> **INSTRUCTIONS TO FOLLOW**
Omit all pictures, then retype the data exactly as given.

> **STORED ROWS**
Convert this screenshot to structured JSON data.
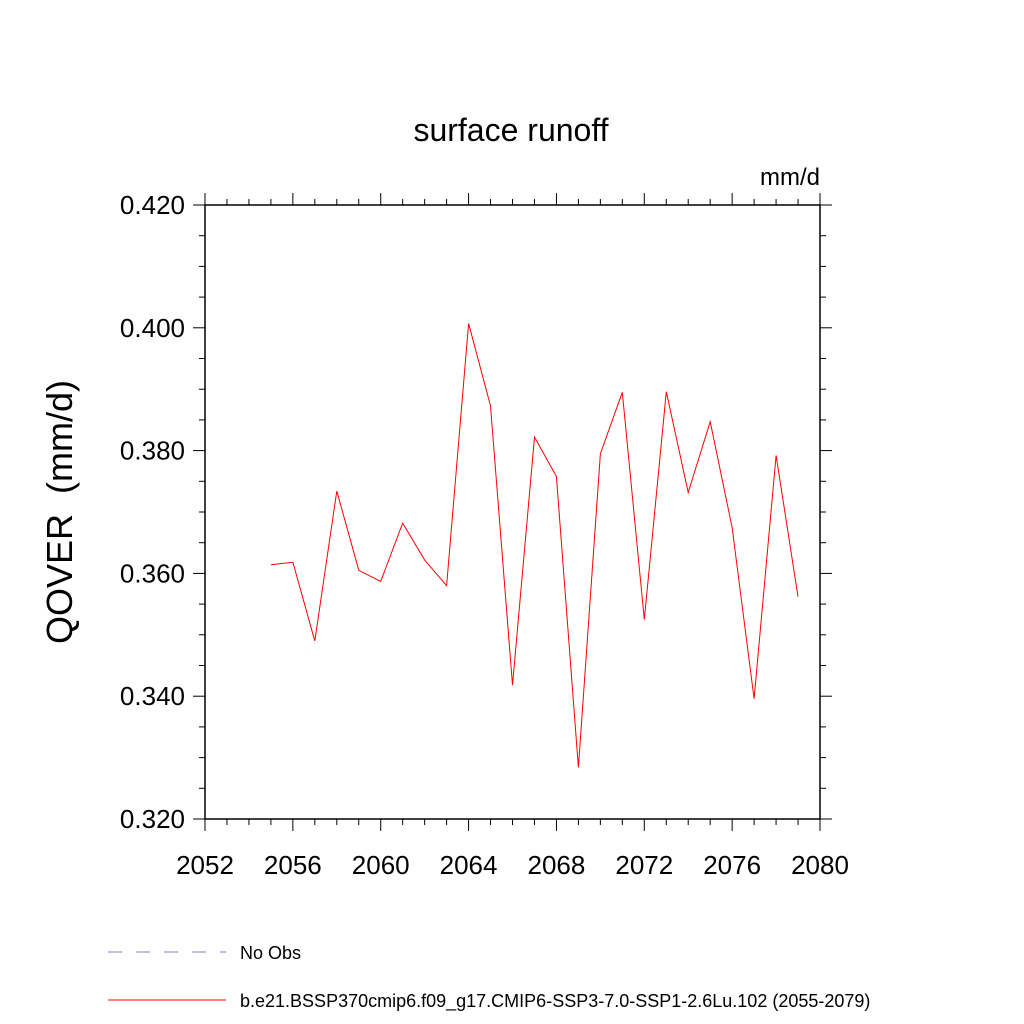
{
  "chart_data": {
    "type": "line",
    "title": "surface runoff",
    "units": "mm/d",
    "ylabel": "QOVER  (mm/d)",
    "xlabel": "",
    "xlim": [
      2052,
      2080
    ],
    "ylim": [
      0.32,
      0.42
    ],
    "x_ticks": [
      2052,
      2056,
      2060,
      2064,
      2068,
      2072,
      2076,
      2080
    ],
    "y_ticks": [
      "0.320",
      "0.340",
      "0.360",
      "0.380",
      "0.400",
      "0.420"
    ],
    "grid": false,
    "legend_position": "bottom",
    "series": [
      {
        "name": "b.e21.BSSP370cmip6.f09_g17.CMIP6-SSP3-7.0-SSP1-2.6Lu.102 (2055-2079)",
        "color": "#ff0000",
        "style": "solid",
        "x": [
          2055,
          2056,
          2057,
          2058,
          2059,
          2060,
          2061,
          2062,
          2063,
          2064,
          2065,
          2066,
          2067,
          2068,
          2069,
          2070,
          2071,
          2072,
          2073,
          2074,
          2075,
          2076,
          2077,
          2078,
          2079
        ],
        "values": [
          0.3614,
          0.3618,
          0.349,
          0.3734,
          0.3605,
          0.3587,
          0.3682,
          0.3622,
          0.358,
          0.4007,
          0.3873,
          0.3418,
          0.3822,
          0.3758,
          0.3284,
          0.3795,
          0.3895,
          0.3525,
          0.3896,
          0.3732,
          0.3847,
          0.3675,
          0.3396,
          0.3792,
          0.3562
        ]
      }
    ],
    "legend": [
      {
        "label": "No Obs",
        "color": "#7f7fbf",
        "style": "dashed"
      },
      {
        "label": "b.e21.BSSP370cmip6.f09_g17.CMIP6-SSP3-7.0-SSP1-2.6Lu.102 (2055-2079)",
        "color": "#ff0000",
        "style": "solid"
      }
    ]
  }
}
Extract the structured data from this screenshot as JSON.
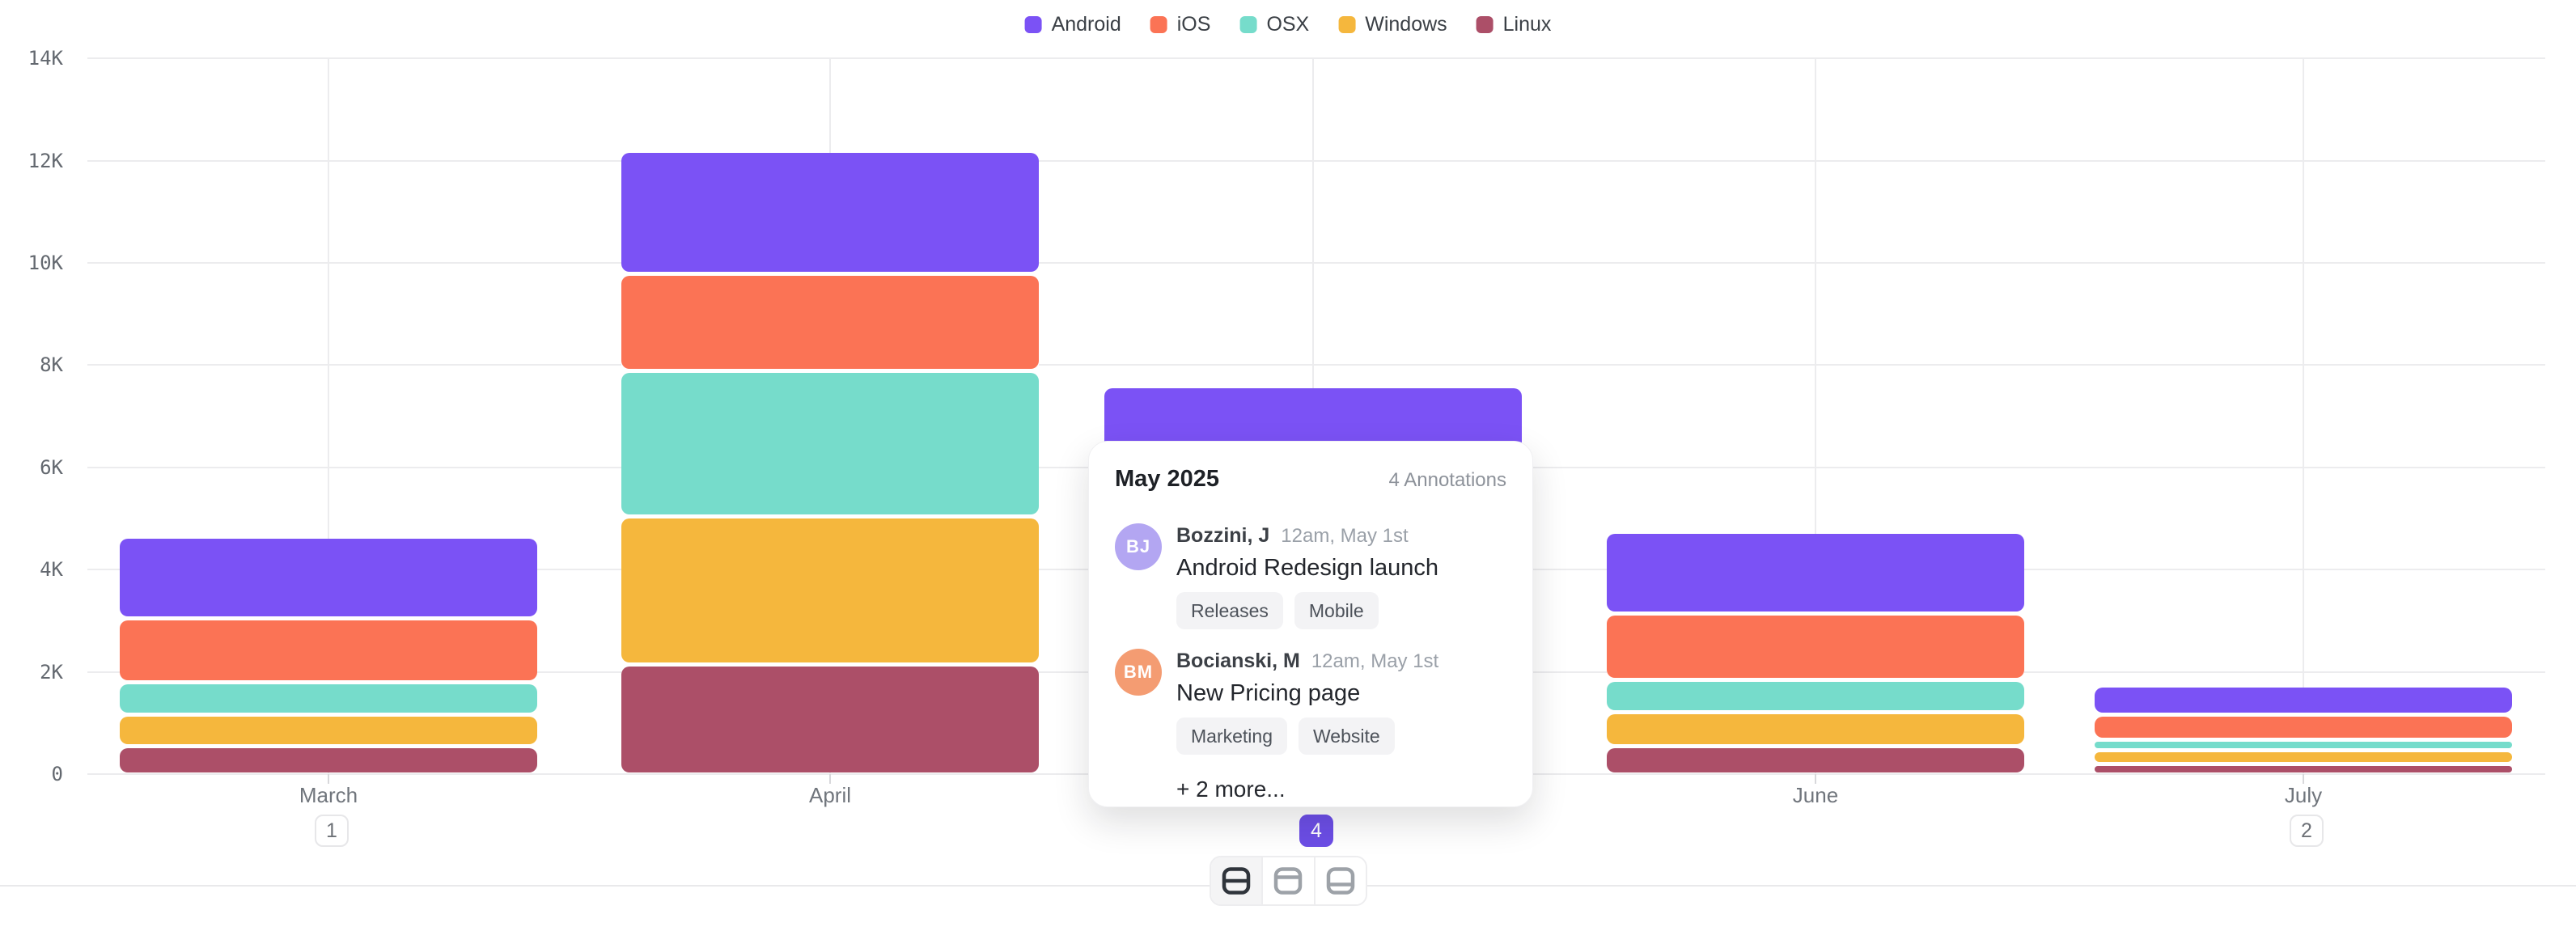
{
  "legend": [
    {
      "label": "Android",
      "color": "#7b52f5"
    },
    {
      "label": "iOS",
      "color": "#fb7355"
    },
    {
      "label": "OSX",
      "color": "#76dccb"
    },
    {
      "label": "Windows",
      "color": "#f5b73d"
    },
    {
      "label": "Linux",
      "color": "#ac4f68"
    }
  ],
  "chart_data": {
    "type": "bar",
    "stacked": true,
    "title": "",
    "categories": [
      "March",
      "April",
      "May",
      "June",
      "July"
    ],
    "series": [
      {
        "name": "Android",
        "color": "#7b52f5",
        "values": [
          1600,
          2400,
          2000,
          1600,
          575
        ]
      },
      {
        "name": "iOS",
        "color": "#fb7355",
        "values": [
          1250,
          1900,
          1700,
          1300,
          490
        ]
      },
      {
        "name": "OSX",
        "color": "#76dccb",
        "values": [
          630,
          2850,
          1500,
          630,
          210
        ]
      },
      {
        "name": "Windows",
        "color": "#f5b73d",
        "values": [
          620,
          2900,
          1400,
          670,
          260
        ]
      },
      {
        "name": "Linux",
        "color": "#ac4f68",
        "values": [
          500,
          2100,
          950,
          500,
          165
        ]
      }
    ],
    "ylim": [
      0,
      14000
    ],
    "yticks": [
      "0",
      "2K",
      "4K",
      "6K",
      "8K",
      "10K",
      "12K",
      "14K"
    ],
    "grid": true,
    "legend_position": "top-center"
  },
  "x_axis": {
    "months": [
      {
        "label": "March",
        "badge": "1",
        "badge_active": false
      },
      {
        "label": "April",
        "badge": "",
        "badge_active": false
      },
      {
        "label": "May",
        "badge": "4",
        "badge_active": true
      },
      {
        "label": "June",
        "badge": "",
        "badge_active": false
      },
      {
        "label": "July",
        "badge": "2",
        "badge_active": false
      }
    ]
  },
  "popover": {
    "title": "May 2025",
    "count_label": "4 Annotations",
    "items": [
      {
        "initials": "BJ",
        "avatar_color": "#b3a6f2",
        "author": "Bozzini, J",
        "timestamp": "12am, May 1st",
        "title": "Android Redesign launch",
        "tags": [
          "Releases",
          "Mobile"
        ]
      },
      {
        "initials": "BM",
        "avatar_color": "#f49c72",
        "author": "Bocianski, M",
        "timestamp": "12am, May 1st",
        "title": "New Pricing page",
        "tags": [
          "Marketing",
          "Website"
        ]
      }
    ],
    "more_label": "+ 2 more..."
  },
  "toolbar": {
    "buttons": [
      {
        "icon": "split-middle-icon",
        "active": true
      },
      {
        "icon": "panel-top-icon",
        "active": false
      },
      {
        "icon": "panel-bottom-icon",
        "active": false
      }
    ]
  },
  "colors": {
    "accent": "#6c4ee6",
    "gridline": "#ececee",
    "axis_text": "#63686f",
    "divider": "#e9e9eb"
  }
}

> **EXERCISE OUTPUT**
Convert this screenshot to structured JSON data.
{
  "chart_data": {
    "type": "line",
    "title": "surface runoff",
    "units": "mm/d",
    "ylabel": "QOVER  (mm/d)",
    "xlabel": "",
    "xlim": [
      2052,
      2080
    ],
    "ylim": [
      0.32,
      0.42
    ],
    "x_ticks": [
      2052,
      2056,
      2060,
      2064,
      2068,
      2072,
      2076,
      2080
    ],
    "y_ticks": [
      "0.320",
      "0.340",
      "0.360",
      "0.380",
      "0.400",
      "0.420"
    ],
    "grid": false,
    "legend_position": "bottom",
    "series": [
      {
        "name": "b.e21.BSSP370cmip6.f09_g17.CMIP6-SSP3-7.0-SSP1-2.6Lu.102 (2055-2079)",
        "color": "#ff0000",
        "style": "solid",
        "x": [
          2055,
          2056,
          2057,
          2058,
          2059,
          2060,
          2061,
          2062,
          2063,
          2064,
          2065,
          2066,
          2067,
          2068,
          2069,
          2070,
          2071,
          2072,
          2073,
          2074,
          2075,
          2076,
          2077,
          2078,
          2079
        ],
        "values": [
          0.3614,
          0.3618,
          0.349,
          0.3734,
          0.3605,
          0.3587,
          0.3682,
          0.3622,
          0.358,
          0.4007,
          0.3873,
          0.3418,
          0.3822,
          0.3758,
          0.3284,
          0.3795,
          0.3895,
          0.3525,
          0.3896,
          0.3732,
          0.3847,
          0.3675,
          0.3396,
          0.3792,
          0.3562
        ]
      }
    ],
    "legend": [
      {
        "label": "No Obs",
        "color": "#7f7fbf",
        "style": "dashed"
      },
      {
        "label": "b.e21.BSSP370cmip6.f09_g17.CMIP6-SSP3-7.0-SSP1-2.6Lu.102 (2055-2079)",
        "color": "#ff0000",
        "style": "solid"
      }
    ]
  }
}
Extract the structured data from this screenshot as JSON.
{
  "legend": [
    {
      "label": "Android",
      "color": "#7b52f5"
    },
    {
      "label": "iOS",
      "color": "#fb7355"
    },
    {
      "label": "OSX",
      "color": "#76dccb"
    },
    {
      "label": "Windows",
      "color": "#f5b73d"
    },
    {
      "label": "Linux",
      "color": "#ac4f68"
    }
  ],
  "chart_data": {
    "type": "bar",
    "stacked": true,
    "title": "",
    "categories": [
      "March",
      "April",
      "May",
      "June",
      "July"
    ],
    "series": [
      {
        "name": "Android",
        "color": "#7b52f5",
        "values": [
          1600,
          2400,
          2000,
          1600,
          575
        ]
      },
      {
        "name": "iOS",
        "color": "#fb7355",
        "values": [
          1250,
          1900,
          1700,
          1300,
          490
        ]
      },
      {
        "name": "OSX",
        "color": "#76dccb",
        "values": [
          630,
          2850,
          1500,
          630,
          210
        ]
      },
      {
        "name": "Windows",
        "color": "#f5b73d",
        "values": [
          620,
          2900,
          1400,
          670,
          260
        ]
      },
      {
        "name": "Linux",
        "color": "#ac4f68",
        "values": [
          500,
          2100,
          950,
          500,
          165
        ]
      }
    ],
    "ylim": [
      0,
      14000
    ],
    "yticks": [
      "0",
      "2K",
      "4K",
      "6K",
      "8K",
      "10K",
      "12K",
      "14K"
    ],
    "grid": true,
    "legend_position": "top-center"
  },
  "x_axis": {
    "months": [
      {
        "label": "March",
        "badge": "1",
        "badge_active": false
      },
      {
        "label": "April",
        "badge": "",
        "badge_active": false
      },
      {
        "label": "May",
        "badge": "4",
        "badge_active": true
      },
      {
        "label": "June",
        "badge": "",
        "badge_active": false
      },
      {
        "label": "July",
        "badge": "2",
        "badge_active": false
      }
    ]
  },
  "popover": {
    "title": "May 2025",
    "count_label": "4 Annotations",
    "items": [
      {
        "initials": "BJ",
        "avatar_color": "#b3a6f2",
        "author": "Bozzini, J",
        "timestamp": "12am, May 1st",
        "title": "Android Redesign launch",
        "tags": [
          "Releases",
          "Mobile"
        ]
      },
      {
        "initials": "BM",
        "avatar_color": "#f49c72",
        "author": "Bocianski, M",
        "timestamp": "12am, May 1st",
        "title": "New Pricing page",
        "tags": [
          "Marketing",
          "Website"
        ]
      }
    ],
    "more_label": "+ 2 more..."
  },
  "toolbar": {
    "buttons": [
      {
        "icon": "split-middle-icon",
        "active": true
      },
      {
        "icon": "panel-top-icon",
        "active": false
      },
      {
        "icon": "panel-bottom-icon",
        "active": false
      }
    ]
  },
  "colors": {
    "accent": "#6c4ee6",
    "gridline": "#ececee",
    "axis_text": "#63686f",
    "divider": "#e9e9eb"
  }
}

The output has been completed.